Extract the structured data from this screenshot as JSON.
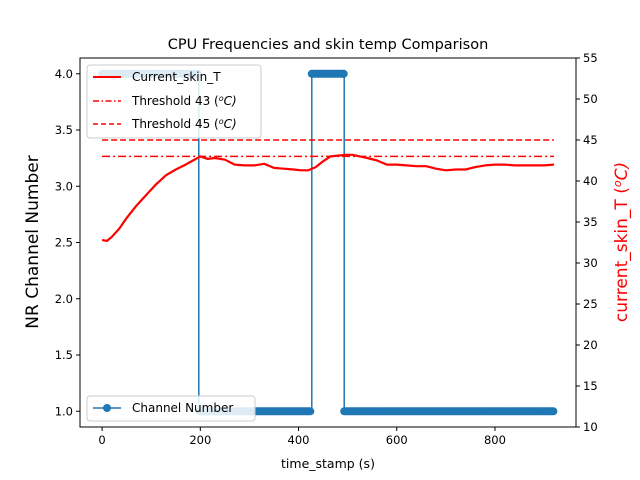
{
  "chart_data": {
    "type": "line",
    "title": "CPU Frequencies and skin temp Comparison",
    "xlabel": "time_stamp (s)",
    "ylabel_left": "NR Channel Number",
    "ylabel_right": "current_skin_T (",
    "ylabel_right_sup": "o",
    "ylabel_right_unit": "C)",
    "xlim": [
      -45,
      965
    ],
    "ylim_left": [
      0.86,
      4.14
    ],
    "ylim_right": [
      10,
      55
    ],
    "x_ticks": [
      0,
      200,
      400,
      600,
      800
    ],
    "y_ticks_left": [
      1.0,
      1.5,
      2.0,
      2.5,
      3.0,
      3.5,
      4.0
    ],
    "y_ticks_right": [
      10,
      15,
      20,
      25,
      30,
      35,
      40,
      45,
      50,
      55
    ],
    "grid": false,
    "series": [
      {
        "name": "Channel Number",
        "axis": "left",
        "color": "#1f77b4",
        "marker": "circle",
        "segments": [
          {
            "x": [
              0,
              3,
              6,
              9,
              12,
              15,
              18,
              21,
              24,
              27,
              30,
              33,
              36,
              39,
              42,
              45,
              48,
              51,
              54,
              57,
              60,
              63,
              66,
              69,
              72,
              75,
              78,
              81,
              84,
              87,
              90,
              93,
              96,
              99,
              102,
              105,
              108,
              111,
              114,
              117,
              120,
              123,
              126,
              129,
              132,
              135,
              138,
              141,
              144,
              147,
              150,
              153,
              156,
              159,
              162,
              165,
              168,
              171,
              174,
              177,
              180,
              183,
              186,
              189,
              192,
              195
            ],
            "y": 4.0
          },
          {
            "x": [
              197
            ],
            "y": [
              4.0,
              1.0
            ]
          },
          {
            "x": [
              199,
              202,
              205,
              208,
              211,
              214,
              217,
              220,
              223,
              226,
              229,
              232,
              235,
              238,
              241,
              244,
              247,
              250,
              253,
              256,
              259,
              262,
              265,
              268,
              271,
              274,
              277,
              280,
              283,
              286,
              289,
              292,
              295,
              298,
              301,
              304,
              307,
              310,
              313,
              316,
              319,
              322,
              325,
              328,
              331,
              334,
              337,
              340,
              343,
              346,
              349,
              352,
              355,
              358,
              361,
              364,
              367,
              370,
              373,
              376,
              379,
              382,
              385,
              388,
              391,
              394,
              397,
              400,
              403,
              406,
              409,
              412,
              415,
              418,
              421,
              424
            ],
            "y": 1.0
          },
          {
            "x": [
              427
            ],
            "y": [
              1.0,
              4.0
            ]
          },
          {
            "x": [
              427,
              430,
              433,
              436,
              439,
              442,
              445,
              448,
              451,
              454,
              457,
              460,
              463,
              466,
              469,
              472,
              475,
              478,
              481,
              484,
              487,
              490,
              492
            ],
            "y": 4.0
          },
          {
            "x": [
              493
            ],
            "y": [
              4.0,
              1.0
            ]
          },
          {
            "x": [
              493,
              496,
              499,
              502,
              505,
              508,
              511,
              514,
              517,
              520,
              523,
              526,
              529,
              532,
              535,
              538,
              541,
              544,
              547,
              550,
              553,
              556,
              559,
              562,
              565,
              568,
              571,
              574,
              577,
              580,
              583,
              586,
              589,
              592,
              595,
              598,
              601,
              604,
              607,
              610,
              613,
              616,
              619,
              622,
              625,
              628,
              631,
              634,
              637,
              640,
              643,
              646,
              649,
              652,
              655,
              658,
              661,
              664,
              667,
              670,
              673,
              676,
              679,
              682,
              685,
              688,
              691,
              694,
              697,
              700,
              703,
              706,
              709,
              712,
              715,
              718,
              721,
              724,
              727,
              730,
              733,
              736,
              739,
              742,
              745,
              748,
              751,
              754,
              757,
              760,
              763,
              766,
              769,
              772,
              775,
              778,
              781,
              784,
              787,
              790,
              793,
              796,
              799,
              802,
              805,
              808,
              811,
              814,
              817,
              820,
              823,
              826,
              829,
              832,
              835,
              838,
              841,
              844,
              847,
              850,
              853,
              856,
              859,
              862,
              865,
              868,
              871,
              874,
              877,
              880,
              883,
              886,
              889,
              892,
              895,
              898,
              901,
              904,
              907,
              910,
              913,
              916,
              919
            ],
            "y": 1.0
          }
        ]
      },
      {
        "name": "Current_skin_T",
        "axis": "right",
        "color": "#ff0000",
        "x": [
          0,
          10,
          20,
          35,
          50,
          70,
          90,
          110,
          130,
          150,
          170,
          185,
          200,
          215,
          230,
          250,
          270,
          290,
          310,
          330,
          350,
          370,
          390,
          405,
          420,
          435,
          450,
          465,
          480,
          495,
          510,
          525,
          540,
          560,
          580,
          600,
          620,
          640,
          660,
          680,
          700,
          720,
          740,
          760,
          780,
          800,
          820,
          840,
          860,
          880,
          900,
          920
        ],
        "y": [
          32.8,
          32.7,
          33.2,
          34.2,
          35.5,
          37.0,
          38.3,
          39.6,
          40.7,
          41.4,
          42.0,
          42.5,
          43.0,
          42.7,
          42.8,
          42.6,
          42.0,
          41.9,
          41.9,
          42.1,
          41.6,
          41.5,
          41.4,
          41.3,
          41.3,
          41.7,
          42.4,
          43.0,
          43.1,
          43.2,
          43.2,
          43.0,
          42.8,
          42.5,
          42.0,
          42.0,
          41.9,
          41.8,
          41.8,
          41.5,
          41.3,
          41.4,
          41.4,
          41.7,
          41.9,
          42.0,
          42.0,
          41.9,
          41.9,
          41.9,
          41.9,
          42.0
        ]
      },
      {
        "name": "Threshold 43 (",
        "name_sup": "o",
        "name_unit": "C)",
        "axis": "right",
        "color": "#ff0000",
        "linestyle": "dashdot",
        "x": [
          0,
          920
        ],
        "y": [
          43,
          43
        ]
      },
      {
        "name": "Threshold 45 (",
        "name_sup": "o",
        "name_unit": "C)",
        "axis": "right",
        "color": "#ff0000",
        "linestyle": "dashed",
        "x": [
          0,
          920
        ],
        "y": [
          45,
          45
        ]
      }
    ],
    "legends": [
      {
        "placement": "upper left",
        "entries": [
          "Current_skin_T",
          "Threshold 43",
          "Threshold 45"
        ]
      },
      {
        "placement": "lower left",
        "entries": [
          "Channel Number"
        ]
      }
    ]
  }
}
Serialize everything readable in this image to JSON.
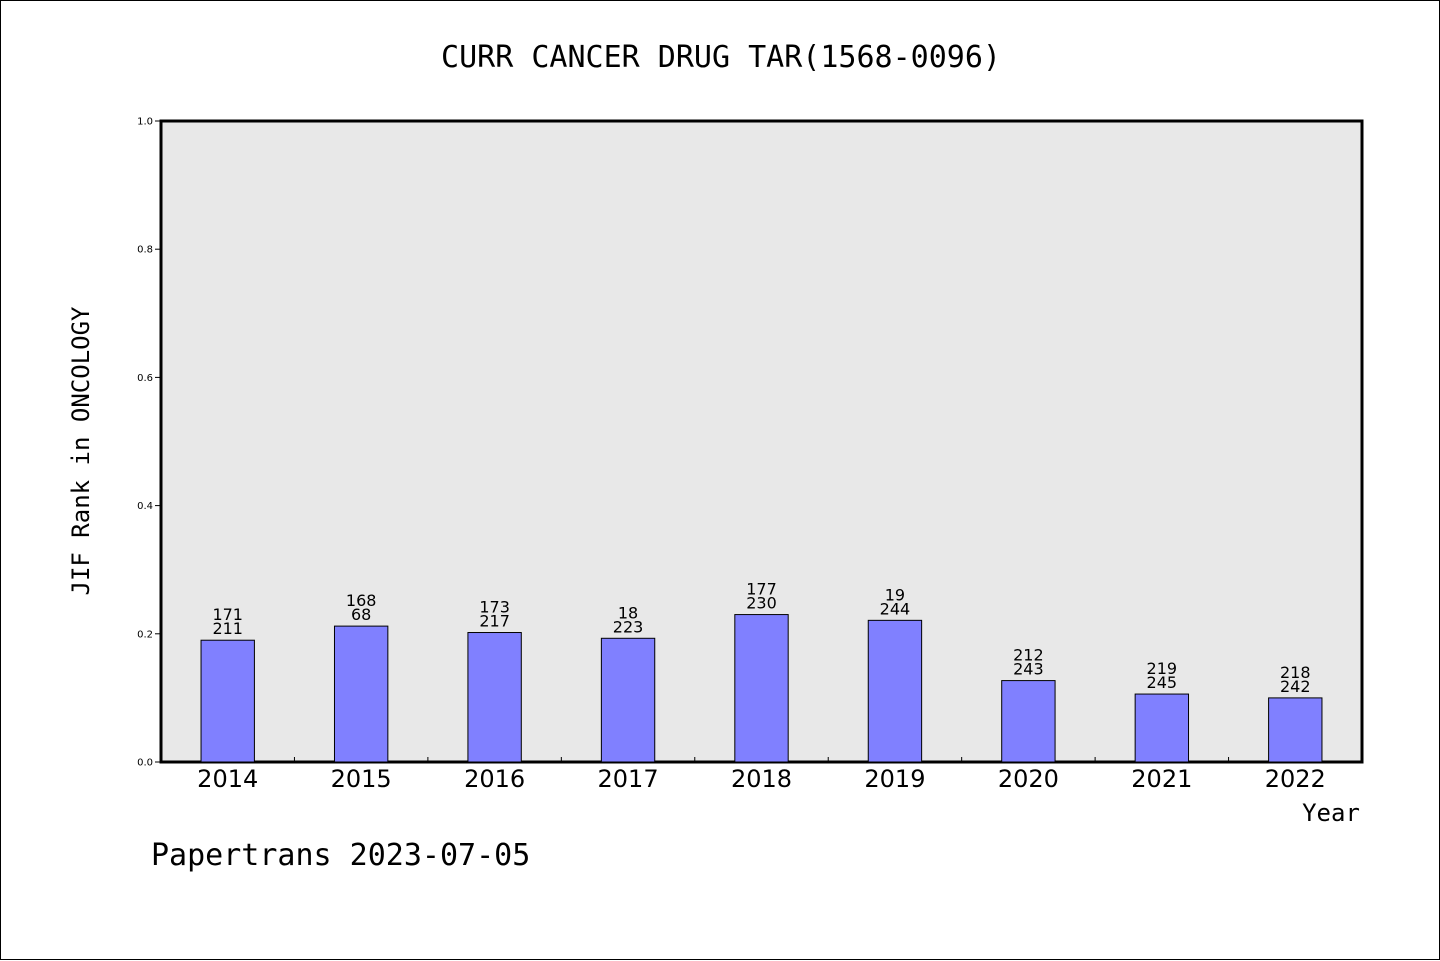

━━━━━━

Using the records above, select and copy every line that has the word "this".

▶ [Answer below]:
Extract the structured data from this screenshot as JSON.
Serialize everything readable in this image to JSON.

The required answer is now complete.